Start Records to process
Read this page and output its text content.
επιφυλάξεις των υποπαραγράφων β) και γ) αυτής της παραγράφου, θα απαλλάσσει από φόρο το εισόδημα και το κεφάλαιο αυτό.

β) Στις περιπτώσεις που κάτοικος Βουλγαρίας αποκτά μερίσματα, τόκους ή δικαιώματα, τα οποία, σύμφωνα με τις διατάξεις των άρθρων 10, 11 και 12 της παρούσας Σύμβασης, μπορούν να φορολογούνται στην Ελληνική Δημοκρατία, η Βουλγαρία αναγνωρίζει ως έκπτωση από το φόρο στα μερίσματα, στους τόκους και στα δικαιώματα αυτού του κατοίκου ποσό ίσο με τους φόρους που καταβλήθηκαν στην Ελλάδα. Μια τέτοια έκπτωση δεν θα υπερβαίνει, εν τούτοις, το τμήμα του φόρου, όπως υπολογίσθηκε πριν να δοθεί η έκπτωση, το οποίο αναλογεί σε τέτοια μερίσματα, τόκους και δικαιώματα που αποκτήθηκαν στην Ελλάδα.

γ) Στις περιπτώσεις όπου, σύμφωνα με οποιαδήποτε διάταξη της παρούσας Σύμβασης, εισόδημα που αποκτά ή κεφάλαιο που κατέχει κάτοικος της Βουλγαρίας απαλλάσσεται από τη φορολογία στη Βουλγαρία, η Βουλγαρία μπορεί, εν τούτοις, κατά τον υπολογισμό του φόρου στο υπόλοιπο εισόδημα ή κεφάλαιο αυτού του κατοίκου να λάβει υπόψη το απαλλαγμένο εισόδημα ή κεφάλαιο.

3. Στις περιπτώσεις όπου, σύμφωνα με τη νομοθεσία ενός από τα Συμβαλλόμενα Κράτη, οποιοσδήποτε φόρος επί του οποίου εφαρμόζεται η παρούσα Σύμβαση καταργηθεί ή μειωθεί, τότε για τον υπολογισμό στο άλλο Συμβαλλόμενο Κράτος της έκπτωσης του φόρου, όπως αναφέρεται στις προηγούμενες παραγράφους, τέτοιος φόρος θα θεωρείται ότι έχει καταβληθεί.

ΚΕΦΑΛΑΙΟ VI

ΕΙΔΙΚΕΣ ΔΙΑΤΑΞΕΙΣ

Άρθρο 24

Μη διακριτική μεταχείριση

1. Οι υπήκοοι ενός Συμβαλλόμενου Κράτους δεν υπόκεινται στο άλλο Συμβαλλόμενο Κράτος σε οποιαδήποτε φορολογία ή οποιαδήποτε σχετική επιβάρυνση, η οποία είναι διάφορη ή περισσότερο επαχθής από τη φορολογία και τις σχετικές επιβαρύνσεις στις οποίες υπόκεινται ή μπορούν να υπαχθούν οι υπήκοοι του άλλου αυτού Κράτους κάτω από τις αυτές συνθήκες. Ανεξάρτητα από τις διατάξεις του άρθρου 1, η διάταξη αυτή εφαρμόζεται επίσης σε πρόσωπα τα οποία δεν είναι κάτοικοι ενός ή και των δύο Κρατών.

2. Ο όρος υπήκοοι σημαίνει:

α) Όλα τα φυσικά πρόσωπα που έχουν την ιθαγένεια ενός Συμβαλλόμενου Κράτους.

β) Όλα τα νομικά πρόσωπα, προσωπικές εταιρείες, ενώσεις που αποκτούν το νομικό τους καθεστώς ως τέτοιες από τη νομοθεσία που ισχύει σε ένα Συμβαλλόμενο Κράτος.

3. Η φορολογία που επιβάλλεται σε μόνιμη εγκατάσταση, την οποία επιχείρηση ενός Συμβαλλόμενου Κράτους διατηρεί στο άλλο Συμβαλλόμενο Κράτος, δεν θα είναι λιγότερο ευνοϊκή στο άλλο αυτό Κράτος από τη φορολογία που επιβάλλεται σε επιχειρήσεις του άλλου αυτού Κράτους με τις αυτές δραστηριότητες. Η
End Records to process
**Written problem**
Reproduce each record exactly as it appears.

**The response**
Read this page and output its text content.
επιφυλάξεις των υποπαραγράφων β) και γ) αυτής της παραγράφου, θα απαλλάσσει από φόρο το εισόδημα και το κεφάλαιο αυτό.

β) Στις περιπτώσεις που κάτοικος Βουλγαρίας αποκτά μερίσματα, τόκους ή δικαιώματα, τα οποία, σύμφωνα με τις διατάξεις των άρθρων 10, 11 και 12 της παρούσας Σύμβασης, μπορούν να φορολογούνται στην Ελληνική Δημοκρατία, η Βουλγαρία αναγνωρίζει ως έκπτωση από το φόρο στα μερίσματα, στους τόκους και στα δικαιώματα αυτού του κατοίκου ποσό ίσο με τους φόρους που καταβλήθηκαν στην Ελλάδα. Μια τέτοια έκπτωση δεν θα υπερβαίνει, εν τούτοις, το τμήμα του φόρου, όπως υπολογίσθηκε πριν να δοθεί η έκπτωση, το οποίο αναλογεί σε τέτοια μερίσματα, τόκους και δικαιώματα που αποκτήθηκαν στην Ελλάδα.

γ) Στις περιπτώσεις όπου, σύμφωνα με οποιαδήποτε διάταξη της παρούσας Σύμβασης, εισόδημα που αποκτά ή κεφάλαιο που κατέχει κάτοικος της Βουλγαρίας απαλλάσσεται από τη φορολογία στη Βουλγαρία, η Βουλγαρία μπορεί, εν τούτοις, κατά τον υπολογισμό του φόρου στο υπόλοιπο εισόδημα ή κεφάλαιο αυτού του κατοίκου να λάβει υπόψη το απαλλαγμένο εισόδημα ή κεφάλαιο.

3. Στις περιπτώσεις όπου, σύμφωνα με τη νομοθεσία ενός από τα Συμβαλλόμενα Κράτη, οποιοσδήποτε φόρος επί του οποίου εφαρμόζεται η παρούσα Σύμβαση καταργηθεί ή μειωθεί, τότε για τον υπολογισμό στο άλλο Συμβαλλόμενο Κράτος της έκπτωσης του φόρου, όπως αναφέρεται στις προηγούμενες παραγράφους, τέτοιος φόρος θα θεωρείται ότι έχει καταβληθεί.

ΚΕΦΑΛΑΙΟ VI

ΕΙΔΙΚΕΣ ΔΙΑΤΑΞΕΙΣ

Άρθρο 24

Μη διακριτική μεταχείριση

1. Οι υπήκοοι ενός Συμβαλλόμενου Κράτους δεν υπόκεινται στο άλλο Συμβαλλόμενο Κράτος σε οποιαδήποτε φορολογία ή οποιαδήποτε σχετική επιβάρυνση, η οποία είναι διάφορη ή περισσότερο επαχθής από τη φορολογία και τις σχετικές επιβαρύνσεις στις οποίες υπόκεινται ή μπορούν να υπαχθούν οι υπήκοοι του άλλου αυτού Κράτους κάτω από τις αυτές συνθήκες. Ανεξάρτητα από τις διατάξεις του άρθρου 1, η διάταξη αυτή εφαρμόζεται επίσης σε πρόσωπα τα οποία δεν είναι κάτοικοι ενός ή και των δύο Κρατών.

2. Ο όρος υπήκοοι σημαίνει:

α) Όλα τα φυσικά πρόσωπα που έχουν την ιθαγένεια ενός Συμβαλλόμενου Κράτους.

β) Όλα τα νομικά πρόσωπα, προσωπικές εταιρείες, ενώσεις που αποκτούν το νομικό τους καθεστώς ως τέτοιες από τη νομοθεσία που ισχύει σε ένα Συμβαλλόμενο Κράτος.

3. Η φορολογία που επιβάλλεται σε μόνιμη εγκατάσταση, την οποία επιχείρηση ενός Συμβαλλόμενου Κράτους διατηρεί στο άλλο Συμβαλλόμενο Κράτος, δεν θα είναι λιγότερο ευνοϊκή στο άλλο αυτό Κράτος από τη φορολογία που επιβάλλεται σε επιχειρήσεις του άλλου αυτού Κράτους με τις αυτές δραστηριότητες. Η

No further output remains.